Work instructions:
Check each line for the string "пунктом" and give only the count of lines that have it.

Exercise material:
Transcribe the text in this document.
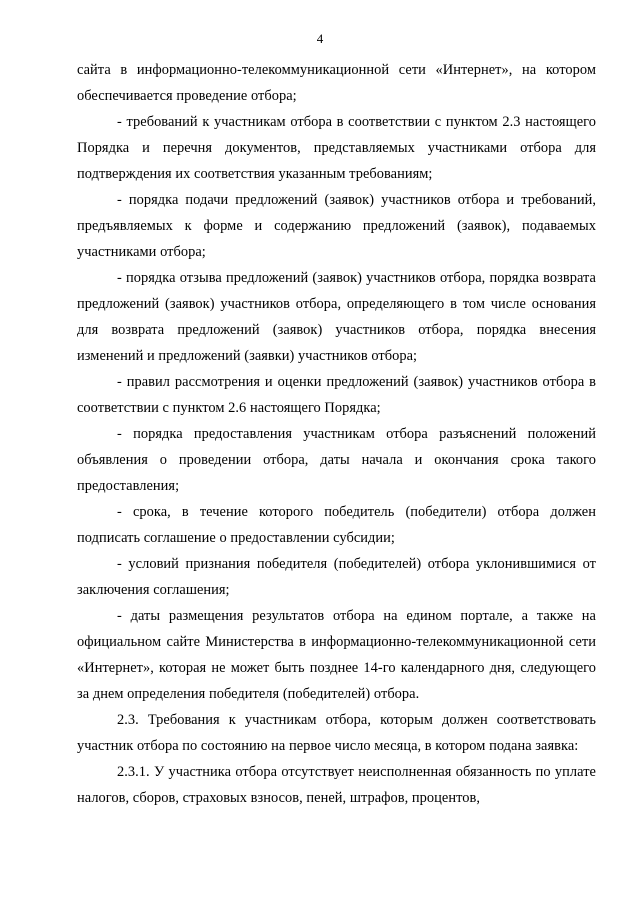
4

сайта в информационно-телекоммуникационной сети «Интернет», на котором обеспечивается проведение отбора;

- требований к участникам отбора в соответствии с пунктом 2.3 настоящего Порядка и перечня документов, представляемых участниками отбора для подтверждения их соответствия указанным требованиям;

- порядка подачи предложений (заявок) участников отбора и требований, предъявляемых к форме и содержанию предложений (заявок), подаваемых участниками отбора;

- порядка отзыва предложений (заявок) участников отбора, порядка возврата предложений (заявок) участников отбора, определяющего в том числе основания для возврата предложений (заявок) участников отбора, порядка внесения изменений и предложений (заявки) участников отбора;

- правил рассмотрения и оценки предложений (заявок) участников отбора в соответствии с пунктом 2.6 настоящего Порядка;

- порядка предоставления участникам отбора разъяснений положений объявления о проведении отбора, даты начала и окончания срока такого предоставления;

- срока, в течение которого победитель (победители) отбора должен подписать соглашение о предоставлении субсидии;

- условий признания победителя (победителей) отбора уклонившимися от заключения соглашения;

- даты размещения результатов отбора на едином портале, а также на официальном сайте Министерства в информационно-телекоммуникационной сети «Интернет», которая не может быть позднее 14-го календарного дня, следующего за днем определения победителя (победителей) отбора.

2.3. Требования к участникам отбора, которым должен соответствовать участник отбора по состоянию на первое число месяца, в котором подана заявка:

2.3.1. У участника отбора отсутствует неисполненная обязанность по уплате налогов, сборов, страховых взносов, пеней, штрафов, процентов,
--
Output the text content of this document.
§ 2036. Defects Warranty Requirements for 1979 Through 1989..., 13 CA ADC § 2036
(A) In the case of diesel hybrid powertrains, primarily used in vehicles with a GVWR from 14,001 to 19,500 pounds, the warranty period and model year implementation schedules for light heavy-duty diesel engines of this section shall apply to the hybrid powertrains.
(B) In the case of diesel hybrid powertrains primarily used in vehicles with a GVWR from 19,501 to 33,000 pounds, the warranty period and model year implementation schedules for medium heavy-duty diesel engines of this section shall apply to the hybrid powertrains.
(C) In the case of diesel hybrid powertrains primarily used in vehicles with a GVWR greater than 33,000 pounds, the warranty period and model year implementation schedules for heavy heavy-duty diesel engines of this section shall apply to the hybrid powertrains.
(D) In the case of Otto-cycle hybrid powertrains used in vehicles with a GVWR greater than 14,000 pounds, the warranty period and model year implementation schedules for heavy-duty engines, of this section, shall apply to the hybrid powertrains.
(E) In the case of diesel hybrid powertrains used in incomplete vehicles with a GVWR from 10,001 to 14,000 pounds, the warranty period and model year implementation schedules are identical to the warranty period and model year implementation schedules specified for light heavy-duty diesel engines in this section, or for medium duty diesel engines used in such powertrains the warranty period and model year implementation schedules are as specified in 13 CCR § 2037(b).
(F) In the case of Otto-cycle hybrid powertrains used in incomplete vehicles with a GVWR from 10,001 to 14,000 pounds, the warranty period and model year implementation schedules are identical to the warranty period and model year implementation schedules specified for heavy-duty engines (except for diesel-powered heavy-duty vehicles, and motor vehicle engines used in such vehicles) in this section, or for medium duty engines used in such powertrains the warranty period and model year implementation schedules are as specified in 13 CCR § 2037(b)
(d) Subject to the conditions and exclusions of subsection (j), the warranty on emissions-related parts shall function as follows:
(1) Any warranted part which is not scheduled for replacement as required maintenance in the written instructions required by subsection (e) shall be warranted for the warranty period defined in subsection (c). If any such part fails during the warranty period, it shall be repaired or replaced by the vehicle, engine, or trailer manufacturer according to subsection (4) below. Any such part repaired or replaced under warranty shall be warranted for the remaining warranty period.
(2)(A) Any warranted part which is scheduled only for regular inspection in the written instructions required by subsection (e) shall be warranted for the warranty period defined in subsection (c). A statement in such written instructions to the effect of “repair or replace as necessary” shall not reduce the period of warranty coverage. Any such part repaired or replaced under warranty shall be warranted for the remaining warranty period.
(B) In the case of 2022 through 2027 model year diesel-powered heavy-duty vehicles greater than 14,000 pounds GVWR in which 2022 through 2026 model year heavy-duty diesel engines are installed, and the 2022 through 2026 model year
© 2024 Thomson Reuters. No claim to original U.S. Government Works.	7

Solution for this exercise:
2